** START OF Supplied material **

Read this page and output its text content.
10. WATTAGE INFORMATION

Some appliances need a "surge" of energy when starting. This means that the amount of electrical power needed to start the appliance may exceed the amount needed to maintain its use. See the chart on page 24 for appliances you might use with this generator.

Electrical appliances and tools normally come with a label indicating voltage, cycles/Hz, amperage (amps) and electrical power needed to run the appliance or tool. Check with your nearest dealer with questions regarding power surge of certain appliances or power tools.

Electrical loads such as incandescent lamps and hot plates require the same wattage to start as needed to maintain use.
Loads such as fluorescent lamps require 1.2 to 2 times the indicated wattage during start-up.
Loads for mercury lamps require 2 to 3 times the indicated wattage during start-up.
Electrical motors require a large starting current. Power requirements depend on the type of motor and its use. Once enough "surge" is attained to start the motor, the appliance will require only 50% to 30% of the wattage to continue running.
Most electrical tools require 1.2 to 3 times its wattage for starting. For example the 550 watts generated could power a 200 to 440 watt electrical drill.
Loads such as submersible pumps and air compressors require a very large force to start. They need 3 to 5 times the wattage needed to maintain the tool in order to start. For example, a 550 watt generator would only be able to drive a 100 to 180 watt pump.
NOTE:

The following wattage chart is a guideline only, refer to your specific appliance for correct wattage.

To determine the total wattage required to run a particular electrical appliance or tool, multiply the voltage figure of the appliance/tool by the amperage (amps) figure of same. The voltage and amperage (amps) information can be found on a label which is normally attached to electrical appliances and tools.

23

** END OF Supplied material **

Task goal:
Your task is to give the records above again, exactly.

Response to the exercise:
Read this page and output its text content.
10. WATTAGE INFORMATION

Some appliances need a "surge" of energy when starting. This means that the amount of electrical power needed to start the appliance may exceed the amount needed to maintain its use. See the chart on page 24 for appliances you might use with this generator.

Electrical appliances and tools normally come with a label indicating voltage, cycles/Hz, amperage (amps) and electrical power needed to run the appliance or tool. Check with your nearest dealer with questions regarding power surge of certain appliances or power tools.

Electrical loads such as incandescent lamps and hot plates require the same wattage to start as needed to maintain use.
Loads such as fluorescent lamps require 1.2 to 2 times the indicated wattage during start-up.
Loads for mercury lamps require 2 to 3 times the indicated wattage during start-up.
Electrical motors require a large starting current. Power requirements depend on the type of motor and its use. Once enough "surge" is attained to start the motor, the appliance will require only 50% to 30% of the wattage to continue running.
Most electrical tools require 1.2 to 3 times its wattage for starting. For example the 550 watts generated could power a 200 to 440 watt electrical drill.
Loads such as submersible pumps and air compressors require a very large force to start. They need 3 to 5 times the wattage needed to maintain the tool in order to start. For example, a 550 watt generator would only be able to drive a 100 to 180 watt pump.
NOTE:

The following wattage chart is a guideline only, refer to your specific appliance for correct wattage.

To determine the total wattage required to run a particular electrical appliance or tool, multiply the voltage figure of the appliance/tool by the amperage (amps) figure of same. The voltage and amperage (amps) information can be found on a label which is normally attached to electrical appliances and tools.

23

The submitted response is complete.